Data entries

######

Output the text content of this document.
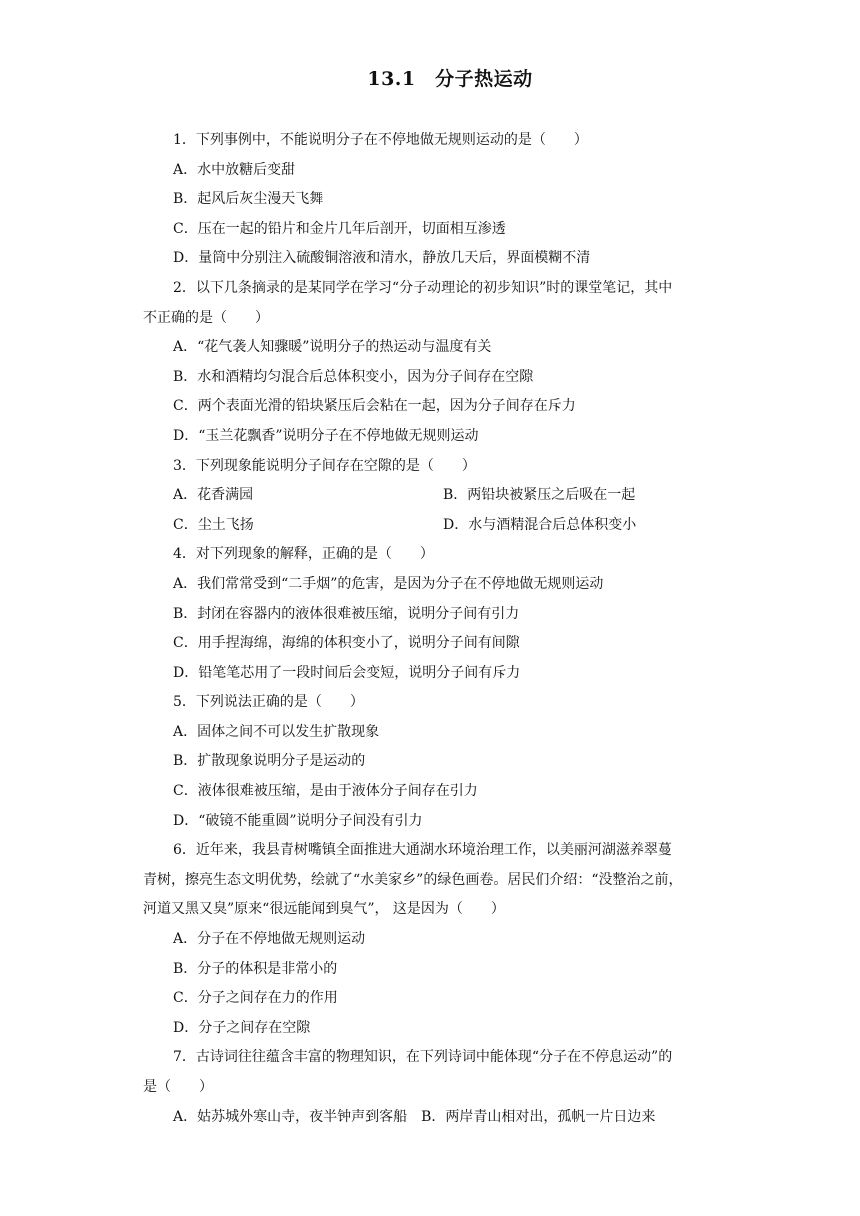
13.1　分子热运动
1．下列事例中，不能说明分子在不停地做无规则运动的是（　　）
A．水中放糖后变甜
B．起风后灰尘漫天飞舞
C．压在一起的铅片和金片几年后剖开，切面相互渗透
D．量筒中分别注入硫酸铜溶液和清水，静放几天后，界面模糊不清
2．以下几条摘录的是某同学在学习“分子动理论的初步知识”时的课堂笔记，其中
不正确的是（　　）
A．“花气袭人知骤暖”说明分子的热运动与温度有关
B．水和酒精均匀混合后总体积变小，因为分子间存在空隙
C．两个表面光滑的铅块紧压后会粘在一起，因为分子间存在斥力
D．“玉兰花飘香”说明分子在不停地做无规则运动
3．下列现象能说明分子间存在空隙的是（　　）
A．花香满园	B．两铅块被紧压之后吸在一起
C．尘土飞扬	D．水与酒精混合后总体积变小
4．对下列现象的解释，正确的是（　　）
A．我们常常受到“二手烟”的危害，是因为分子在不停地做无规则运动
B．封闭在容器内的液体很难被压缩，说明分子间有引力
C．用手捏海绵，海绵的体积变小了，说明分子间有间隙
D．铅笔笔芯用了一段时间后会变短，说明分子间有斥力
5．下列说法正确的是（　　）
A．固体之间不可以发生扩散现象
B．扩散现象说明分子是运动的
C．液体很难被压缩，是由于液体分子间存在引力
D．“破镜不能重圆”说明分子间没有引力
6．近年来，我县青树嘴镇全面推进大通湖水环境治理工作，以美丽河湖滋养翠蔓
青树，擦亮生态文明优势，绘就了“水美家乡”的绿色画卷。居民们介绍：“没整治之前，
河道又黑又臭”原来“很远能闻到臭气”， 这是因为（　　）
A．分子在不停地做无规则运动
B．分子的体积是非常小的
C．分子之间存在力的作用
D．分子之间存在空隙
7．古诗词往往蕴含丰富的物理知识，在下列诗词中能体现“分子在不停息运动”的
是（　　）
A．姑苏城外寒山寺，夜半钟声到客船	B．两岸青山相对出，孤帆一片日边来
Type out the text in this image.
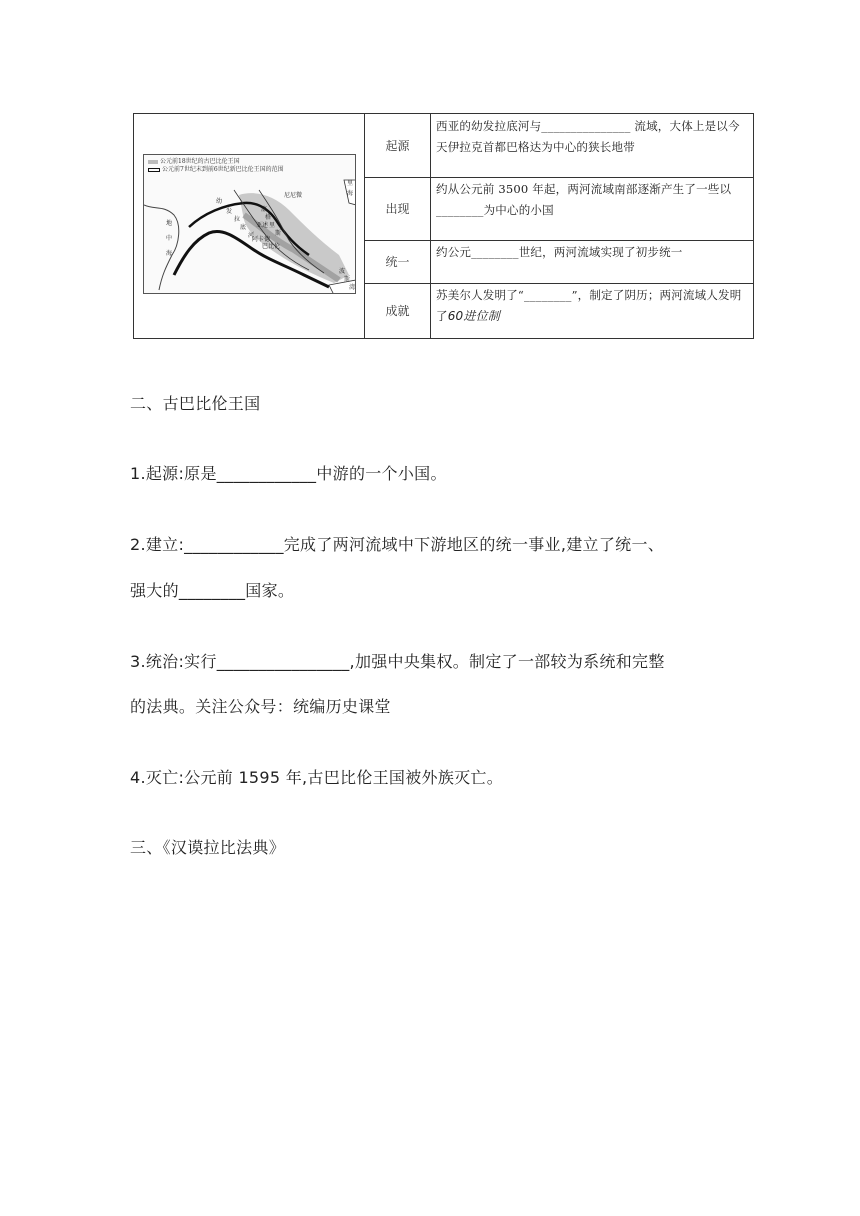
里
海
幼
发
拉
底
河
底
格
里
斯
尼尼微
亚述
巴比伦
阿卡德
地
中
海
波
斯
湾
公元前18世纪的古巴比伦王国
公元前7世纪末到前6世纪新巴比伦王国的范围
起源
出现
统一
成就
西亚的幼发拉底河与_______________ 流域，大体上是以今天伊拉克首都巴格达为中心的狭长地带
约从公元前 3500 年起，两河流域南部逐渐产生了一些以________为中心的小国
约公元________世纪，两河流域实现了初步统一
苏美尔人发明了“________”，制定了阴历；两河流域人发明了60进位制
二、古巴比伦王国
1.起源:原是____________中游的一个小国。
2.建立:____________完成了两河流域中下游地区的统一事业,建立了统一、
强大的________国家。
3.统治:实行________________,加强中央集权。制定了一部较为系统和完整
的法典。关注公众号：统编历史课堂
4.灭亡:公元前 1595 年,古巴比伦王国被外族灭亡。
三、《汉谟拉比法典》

######

Show every line from the listing above in which the string "this" appears.

• Problem solution:
Output the text content of this document.
Type out the text in this image.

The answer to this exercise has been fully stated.